* **Request**: Find the lines below that contain the string "value". Copy each one.

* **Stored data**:
<<<<

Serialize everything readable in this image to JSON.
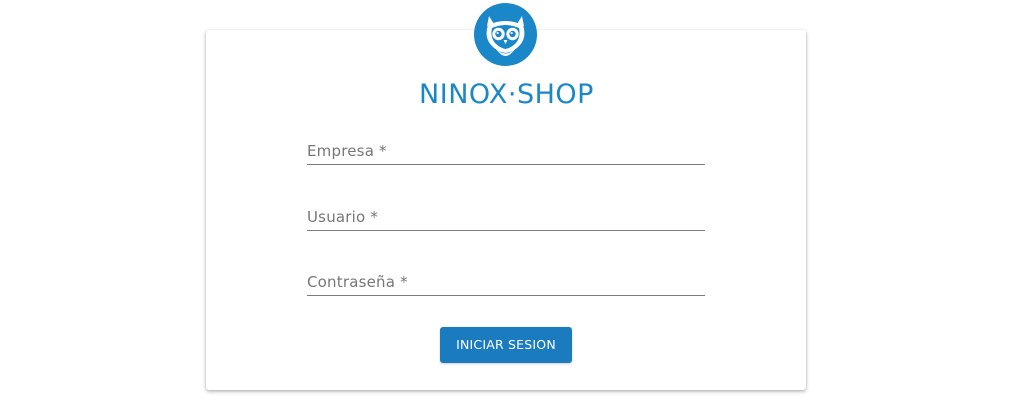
{
  "brand": {
    "name": "NINOX·SHOP",
    "logo_icon": "owl-icon",
    "color": "#1a87c8"
  },
  "form": {
    "fields": [
      {
        "label": "Empresa *",
        "type": "text"
      },
      {
        "label": "Usuario *",
        "type": "text"
      },
      {
        "label": "Contraseña *",
        "type": "password"
      }
    ],
    "submit_label": "INICIAR SESION",
    "button_color": "#1a7bbf"
  }
}
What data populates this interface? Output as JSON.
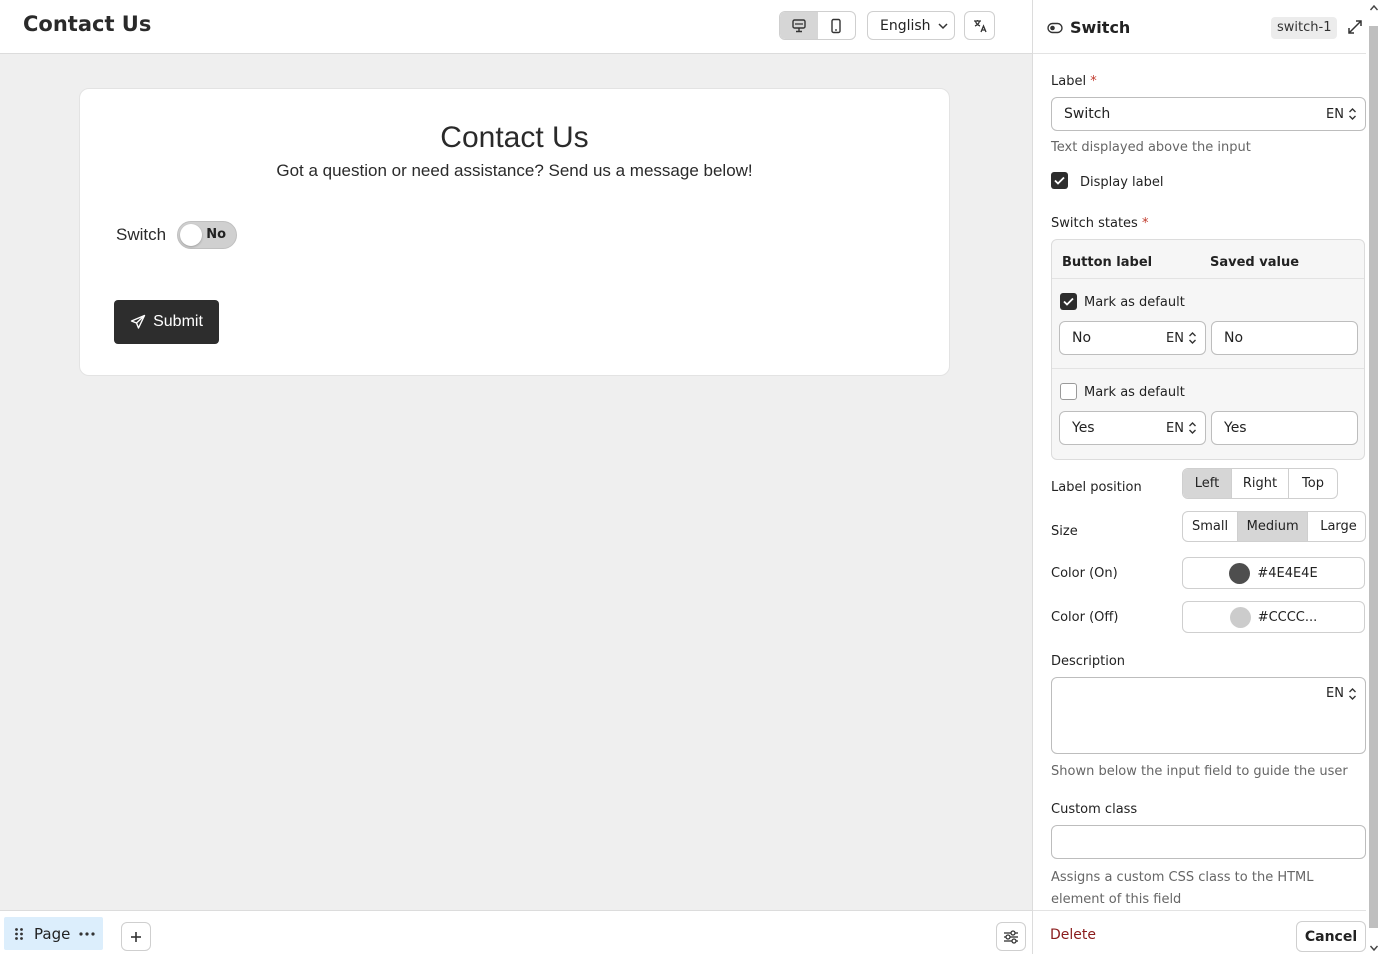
{
  "header": {
    "title": "Contact Us",
    "language": "English",
    "translate_icon": "translate-icon",
    "device_modes": [
      "desktop",
      "mobile"
    ],
    "active_device": "desktop"
  },
  "form": {
    "title": "Contact Us",
    "subtitle": "Got a question or need assistance? Send us a message below!",
    "switch_label": "Switch",
    "switch_state": "No",
    "submit_label": "Submit"
  },
  "footer": {
    "page_label": "Page",
    "add_icon": "plus-icon",
    "settings_icon": "sliders-icon"
  },
  "panel": {
    "title": "Switch",
    "component_id": "switch-1",
    "label": {
      "title": "Label",
      "value": "Switch",
      "lang": "EN",
      "hint": "Text displayed above the input"
    },
    "display_label": {
      "text": "Display label",
      "checked": true
    },
    "switch_states": {
      "title": "Switch states",
      "col_button_label": "Button label",
      "col_saved_value": "Saved value",
      "states": [
        {
          "default_text": "Mark as default",
          "is_default": true,
          "label": "No",
          "lang": "EN",
          "value": "No"
        },
        {
          "default_text": "Mark as default",
          "is_default": false,
          "label": "Yes",
          "lang": "EN",
          "value": "Yes"
        }
      ]
    },
    "label_position": {
      "title": "Label position",
      "options": [
        "Left",
        "Right",
        "Top"
      ],
      "selected": "Left"
    },
    "size": {
      "title": "Size",
      "options": [
        "Small",
        "Medium",
        "Large"
      ],
      "selected": "Medium"
    },
    "color_on": {
      "title": "Color (On)",
      "value": "#4E4E4E",
      "swatch": "#4e4e4e"
    },
    "color_off": {
      "title": "Color (Off)",
      "value": "#CCCC...",
      "swatch": "#cccccc"
    },
    "description": {
      "title": "Description",
      "lang": "EN",
      "value": "",
      "hint": "Shown below the input field to guide the user"
    },
    "custom_class": {
      "title": "Custom class",
      "value": "",
      "hint": "Assigns a custom CSS class to the HTML element of this field"
    },
    "delete_label": "Delete",
    "cancel_label": "Cancel"
  }
}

>>>>

* **Result for this exercise**:
      "value": "Switch",
      "col_saved_value": "Saved value",
          "value": "No"
          "value": "Yes"
      "value": "#4E4E4E",
      "value": "#CCCC...",
      "value": "",
      "value": "",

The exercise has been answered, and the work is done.